• **EXERCISE**
Look for "average" in the listing below. Gather each line that contains it.

• **Figure dataset records**
——

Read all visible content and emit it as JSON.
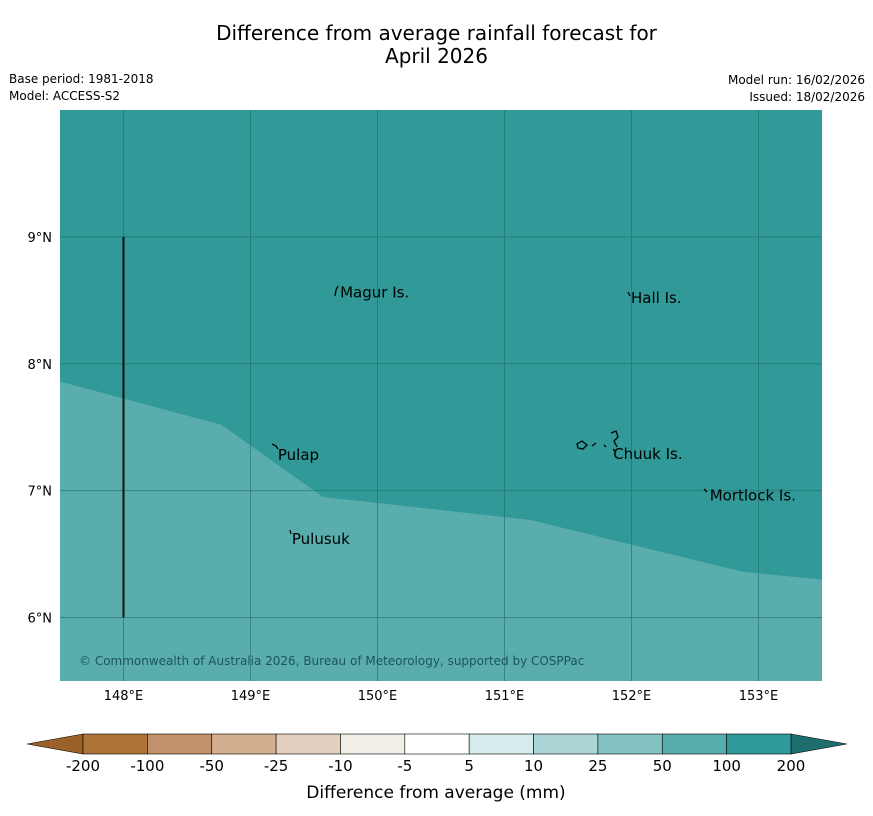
{
  "title_line1": "Difference from average rainfall forecast for",
  "title_line2": "April 2026",
  "meta_left": {
    "base_period": "Base period: 1981-2018",
    "model": "Model: ACCESS-S2"
  },
  "meta_right": {
    "model_run": "Model run: 16/02/2026",
    "issued": "Issued: 18/02/2026"
  },
  "map": {
    "lon_range": [
      147.5,
      153.5
    ],
    "lat_range": [
      5.5,
      10.0
    ],
    "lon_labels": [
      "148°E",
      "149°E",
      "150°E",
      "151°E",
      "152°E",
      "153°E"
    ],
    "lat_labels": [
      "9°N",
      "8°N",
      "7°N",
      "6°N"
    ],
    "places": [
      {
        "name": "Magur Is.",
        "lon": 149.69,
        "lat": 8.56
      },
      {
        "name": "Hall Is.",
        "lon": 151.98,
        "lat": 8.52
      },
      {
        "name": "Pulap",
        "lon": 149.2,
        "lat": 7.28
      },
      {
        "name": "Chuuk Is.",
        "lon": 151.84,
        "lat": 7.29
      },
      {
        "name": "Mortlock Is.",
        "lon": 152.6,
        "lat": 6.96
      },
      {
        "name": "Pulusuk",
        "lon": 149.31,
        "lat": 6.62
      }
    ],
    "categories": {
      "upper": "100 to 200 mm",
      "lower": "50 to 100 mm"
    },
    "copyright": "© Commonwealth of Australia 2026, Bureau of Meteorology, supported by COSPPac"
  },
  "legend": {
    "bounds": [
      "-200",
      "-100",
      "-50",
      "-25",
      "-10",
      "-5",
      "5",
      "10",
      "25",
      "50",
      "100",
      "200"
    ],
    "colors": [
      "#ae7337",
      "#c0916a",
      "#d3ae8f",
      "#e2cfbd",
      "#f1eee8",
      "#ffffff",
      "#d6ecec",
      "#acd6d6",
      "#82c2c2",
      "#58adad",
      "#30999a"
    ],
    "low_extend_color": "#9a6229",
    "high_extend_color": "#1f6e6e",
    "label": "Difference from average (mm)"
  },
  "colors": {
    "upper": "#319998",
    "lower": "#5aadad",
    "grid": "#1f6a6a",
    "text": "#000000"
  }
}
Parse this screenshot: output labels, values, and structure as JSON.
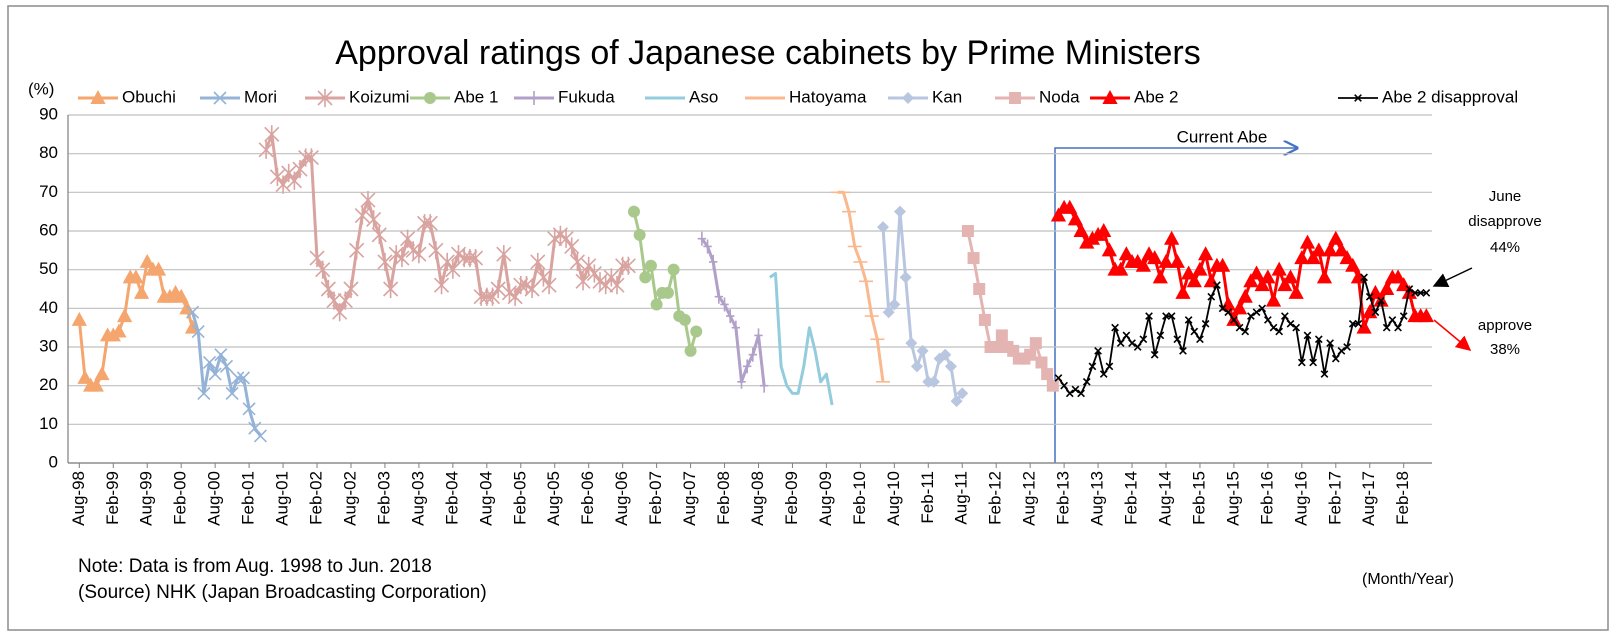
{
  "chart_data": {
    "type": "line",
    "title": "Approval ratings of Japanese cabinets by Prime Ministers",
    "y_label": "(%)",
    "x_label": "(Month/Year)",
    "notes": [
      "Note: Data is from Aug. 1998 to  Jun. 2018",
      "(Source) NHK (Japan Broadcasting Corporation)"
    ],
    "annotations": [
      "Current Abe",
      "June",
      "disapprove",
      "44%",
      "approve",
      "38%"
    ],
    "ylim": [
      0,
      90
    ],
    "yticks": [
      0,
      10,
      20,
      30,
      40,
      50,
      60,
      70,
      80,
      90
    ],
    "xlim": [
      "Jun-98",
      "Jul-18"
    ],
    "xticks": [
      "Aug-98",
      "Feb-99",
      "Aug-99",
      "Feb-00",
      "Aug-00",
      "Feb-01",
      "Aug-01",
      "Feb-02",
      "Aug-02",
      "Feb-03",
      "Aug-03",
      "Feb-04",
      "Aug-04",
      "Feb-05",
      "Aug-05",
      "Feb-06",
      "Aug-06",
      "Feb-07",
      "Aug-07",
      "Feb-08",
      "Aug-08",
      "Feb-09",
      "Aug-09",
      "Feb-10",
      "Aug-10",
      "Feb-11",
      "Aug-11",
      "Feb-12",
      "Aug-12",
      "Feb-13",
      "Aug-13",
      "Feb-14",
      "Aug-14",
      "Feb-15",
      "Aug-15",
      "Feb-16",
      "Aug-16",
      "Feb-17",
      "Aug-17",
      "Feb-18"
    ],
    "grid": true,
    "legend": "top",
    "series": [
      {
        "name": "Obuchi",
        "color": "#f5a66e",
        "marker": "triangle",
        "x": [
          "Aug-98",
          "Sep-98",
          "Oct-98",
          "Nov-98",
          "Dec-98",
          "Jan-99",
          "Feb-99",
          "Mar-99",
          "Apr-99",
          "May-99",
          "Jun-99",
          "Jul-99",
          "Aug-99",
          "Sep-99",
          "Oct-99",
          "Nov-99",
          "Dec-99",
          "Jan-00",
          "Feb-00",
          "Mar-00",
          "Apr-00"
        ],
        "values": [
          37,
          22,
          20,
          20,
          23,
          33,
          33,
          34,
          38,
          48,
          48,
          44,
          52,
          50,
          50,
          43,
          43,
          44,
          43,
          40,
          35
        ]
      },
      {
        "name": "Mori",
        "color": "#95b3d7",
        "marker": "x",
        "x": [
          "Apr-00",
          "May-00",
          "Jun-00",
          "Jul-00",
          "Aug-00",
          "Sep-00",
          "Oct-00",
          "Nov-00",
          "Dec-00",
          "Jan-01",
          "Feb-01",
          "Mar-01",
          "Apr-01"
        ],
        "values": [
          39,
          34,
          18,
          26,
          23,
          28,
          25,
          18,
          22,
          22,
          14,
          9,
          7
        ]
      },
      {
        "name": "Koizumi",
        "color": "#d9a3a0",
        "marker": "asterisk",
        "x": [
          "May-01",
          "Jun-01",
          "Jul-01",
          "Aug-01",
          "Sep-01",
          "Oct-01",
          "Nov-01",
          "Dec-01",
          "Jan-02",
          "Feb-02",
          "Mar-02",
          "Apr-02",
          "May-02",
          "Jun-02",
          "Jul-02",
          "Aug-02",
          "Sep-02",
          "Oct-02",
          "Nov-02",
          "Dec-02",
          "Jan-03",
          "Feb-03",
          "Mar-03",
          "Apr-03",
          "May-03",
          "Jun-03",
          "Jul-03",
          "Aug-03",
          "Sep-03",
          "Oct-03",
          "Nov-03",
          "Dec-03",
          "Jan-04",
          "Feb-04",
          "Mar-04",
          "Apr-04",
          "May-04",
          "Jun-04",
          "Jul-04",
          "Aug-04",
          "Sep-04",
          "Oct-04",
          "Nov-04",
          "Dec-04",
          "Jan-05",
          "Feb-05",
          "Mar-05",
          "Apr-05",
          "May-05",
          "Jun-05",
          "Jul-05",
          "Aug-05",
          "Sep-05",
          "Oct-05",
          "Nov-05",
          "Dec-05",
          "Jan-06",
          "Feb-06",
          "Mar-06",
          "Apr-06",
          "May-06",
          "Jun-06",
          "Jul-06",
          "Aug-06",
          "Sep-06"
        ],
        "values": [
          81,
          85,
          74,
          72,
          75,
          73,
          76,
          79,
          79,
          53,
          50,
          45,
          42,
          39,
          42,
          45,
          55,
          64,
          68,
          63,
          59,
          52,
          45,
          54,
          53,
          58,
          55,
          54,
          62,
          62,
          55,
          46,
          52,
          50,
          54,
          53,
          53,
          53,
          43,
          43,
          43,
          45,
          54,
          44,
          43,
          46,
          46,
          45,
          52,
          48,
          46,
          58,
          59,
          58,
          56,
          52,
          47,
          51,
          49,
          47,
          46,
          48,
          46,
          51,
          51
        ]
      },
      {
        "name": "Abe 1",
        "color": "#a9c98c",
        "marker": "circle",
        "x": [
          "Oct-06",
          "Nov-06",
          "Dec-06",
          "Jan-07",
          "Feb-07",
          "Mar-07",
          "Apr-07",
          "May-07",
          "Jun-07",
          "Jul-07",
          "Aug-07",
          "Sep-07"
        ],
        "values": [
          65,
          59,
          48,
          51,
          41,
          44,
          44,
          50,
          38,
          37,
          29,
          34
        ]
      },
      {
        "name": "Fukuda",
        "color": "#b1a0c7",
        "marker": "plus",
        "x": [
          "Oct-07",
          "Nov-07",
          "Dec-07",
          "Jan-08",
          "Feb-08",
          "Mar-08",
          "Apr-08",
          "May-08",
          "Jun-08",
          "Jul-08",
          "Aug-08",
          "Sep-08"
        ],
        "values": [
          58,
          56,
          52,
          43,
          41,
          38,
          35,
          21,
          25,
          28,
          33,
          20
        ]
      },
      {
        "name": "Aso",
        "color": "#93cddd",
        "marker": "none",
        "x": [
          "Oct-08",
          "Nov-08",
          "Dec-08",
          "Jan-09",
          "Feb-09",
          "Mar-09",
          "Apr-09",
          "May-09",
          "Jun-09",
          "Jul-09",
          "Aug-09",
          "Sep-09"
        ],
        "values": [
          48,
          49,
          25,
          20,
          18,
          18,
          25,
          35,
          29,
          21,
          23,
          15
        ]
      },
      {
        "name": "Hatoyama",
        "color": "#fab88e",
        "marker": "dash",
        "x": [
          "Oct-09",
          "Nov-09",
          "Dec-09",
          "Jan-10",
          "Feb-10",
          "Mar-10",
          "Apr-10",
          "May-10",
          "Jun-10"
        ],
        "values": [
          70,
          70,
          65,
          56,
          52,
          47,
          38,
          32,
          21
        ]
      },
      {
        "name": "Kan",
        "color": "#b8c6e0",
        "marker": "diamond",
        "x": [
          "Jun-10",
          "Jul-10",
          "Aug-10",
          "Sep-10",
          "Oct-10",
          "Nov-10",
          "Dec-10",
          "Jan-11",
          "Feb-11",
          "Mar-11",
          "Apr-11",
          "May-11",
          "Jun-11",
          "Jul-11",
          "Aug-11"
        ],
        "values": [
          61,
          39,
          41,
          65,
          48,
          31,
          25,
          29,
          21,
          21,
          27,
          28,
          25,
          16,
          18
        ]
      },
      {
        "name": "Noda",
        "color": "#e4b4b3",
        "marker": "square",
        "x": [
          "Sep-11",
          "Oct-11",
          "Nov-11",
          "Dec-11",
          "Jan-12",
          "Feb-12",
          "Mar-12",
          "Apr-12",
          "May-12",
          "Jun-12",
          "Jul-12",
          "Aug-12",
          "Sep-12",
          "Oct-12",
          "Nov-12",
          "Dec-12"
        ],
        "values": [
          60,
          53,
          45,
          37,
          30,
          30,
          33,
          30,
          29,
          27,
          27,
          28,
          31,
          26,
          23,
          20
        ]
      },
      {
        "name": "Abe 2",
        "color": "#ff0000",
        "marker": "triangle",
        "x": [
          "Jan-13",
          "Feb-13",
          "Mar-13",
          "Apr-13",
          "May-13",
          "Jun-13",
          "Jul-13",
          "Aug-13",
          "Sep-13",
          "Oct-13",
          "Nov-13",
          "Dec-13",
          "Jan-14",
          "Feb-14",
          "Mar-14",
          "Apr-14",
          "May-14",
          "Jun-14",
          "Jul-14",
          "Aug-14",
          "Sep-14",
          "Oct-14",
          "Nov-14",
          "Dec-14",
          "Jan-15",
          "Feb-15",
          "Mar-15",
          "Apr-15",
          "May-15",
          "Jun-15",
          "Jul-15",
          "Aug-15",
          "Sep-15",
          "Oct-15",
          "Nov-15",
          "Dec-15",
          "Jan-16",
          "Feb-16",
          "Mar-16",
          "Apr-16",
          "May-16",
          "Jun-16",
          "Jul-16",
          "Aug-16",
          "Sep-16",
          "Oct-16",
          "Nov-16",
          "Dec-16",
          "Jan-17",
          "Feb-17",
          "Mar-17",
          "Apr-17",
          "May-17",
          "Jun-17",
          "Jul-17",
          "Aug-17",
          "Sep-17",
          "Oct-17",
          "Nov-17",
          "Dec-17",
          "Jan-18",
          "Feb-18",
          "Mar-18",
          "Apr-18",
          "May-18",
          "Jun-18"
        ],
        "values": [
          64,
          66,
          66,
          63,
          60,
          57,
          58,
          59,
          60,
          55,
          50,
          50,
          54,
          52,
          52,
          51,
          54,
          53,
          48,
          52,
          58,
          52,
          44,
          49,
          47,
          50,
          54,
          47,
          51,
          51,
          41,
          37,
          40,
          43,
          47,
          49,
          46,
          48,
          42,
          50,
          46,
          48,
          44,
          53,
          57,
          53,
          55,
          48,
          55,
          58,
          55,
          53,
          51,
          48,
          35,
          39,
          44,
          42,
          45,
          48,
          48,
          46,
          44,
          38,
          38,
          38
        ]
      },
      {
        "name": "Abe 2 disapproval",
        "color": "#000000",
        "marker": "x",
        "x": [
          "Jan-13",
          "Feb-13",
          "Mar-13",
          "Apr-13",
          "May-13",
          "Jun-13",
          "Jul-13",
          "Aug-13",
          "Sep-13",
          "Oct-13",
          "Nov-13",
          "Dec-13",
          "Jan-14",
          "Feb-14",
          "Mar-14",
          "Apr-14",
          "May-14",
          "Jun-14",
          "Jul-14",
          "Aug-14",
          "Sep-14",
          "Oct-14",
          "Nov-14",
          "Dec-14",
          "Jan-15",
          "Feb-15",
          "Mar-15",
          "Apr-15",
          "May-15",
          "Jun-15",
          "Jul-15",
          "Aug-15",
          "Sep-15",
          "Oct-15",
          "Nov-15",
          "Dec-15",
          "Jan-16",
          "Feb-16",
          "Mar-16",
          "Apr-16",
          "May-16",
          "Jun-16",
          "Jul-16",
          "Aug-16",
          "Sep-16",
          "Oct-16",
          "Nov-16",
          "Dec-16",
          "Jan-17",
          "Feb-17",
          "Mar-17",
          "Apr-17",
          "May-17",
          "Jun-17",
          "Jul-17",
          "Aug-17",
          "Sep-17",
          "Oct-17",
          "Nov-17",
          "Dec-17",
          "Jan-18",
          "Feb-18",
          "Mar-18",
          "Apr-18",
          "May-18",
          "Jun-18"
        ],
        "values": [
          22,
          20,
          18,
          19,
          18,
          21,
          25,
          29,
          23,
          25,
          35,
          31,
          33,
          31,
          30,
          32,
          38,
          28,
          33,
          38,
          38,
          32,
          29,
          37,
          34,
          32,
          36,
          43,
          46,
          40,
          39,
          37,
          35,
          34,
          38,
          39,
          40,
          37,
          35,
          34,
          38,
          36,
          35,
          26,
          33,
          26,
          32,
          23,
          31,
          27,
          29,
          30,
          36,
          36,
          48,
          43,
          39,
          42,
          35,
          37,
          35,
          38,
          45,
          44,
          44,
          44
        ]
      }
    ]
  }
}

——

• **RESPONSE FOR THIS EXERCISE**
  "title_line1": "Difference from average rainfall forecast for",
    "label": "Difference from average (mm)"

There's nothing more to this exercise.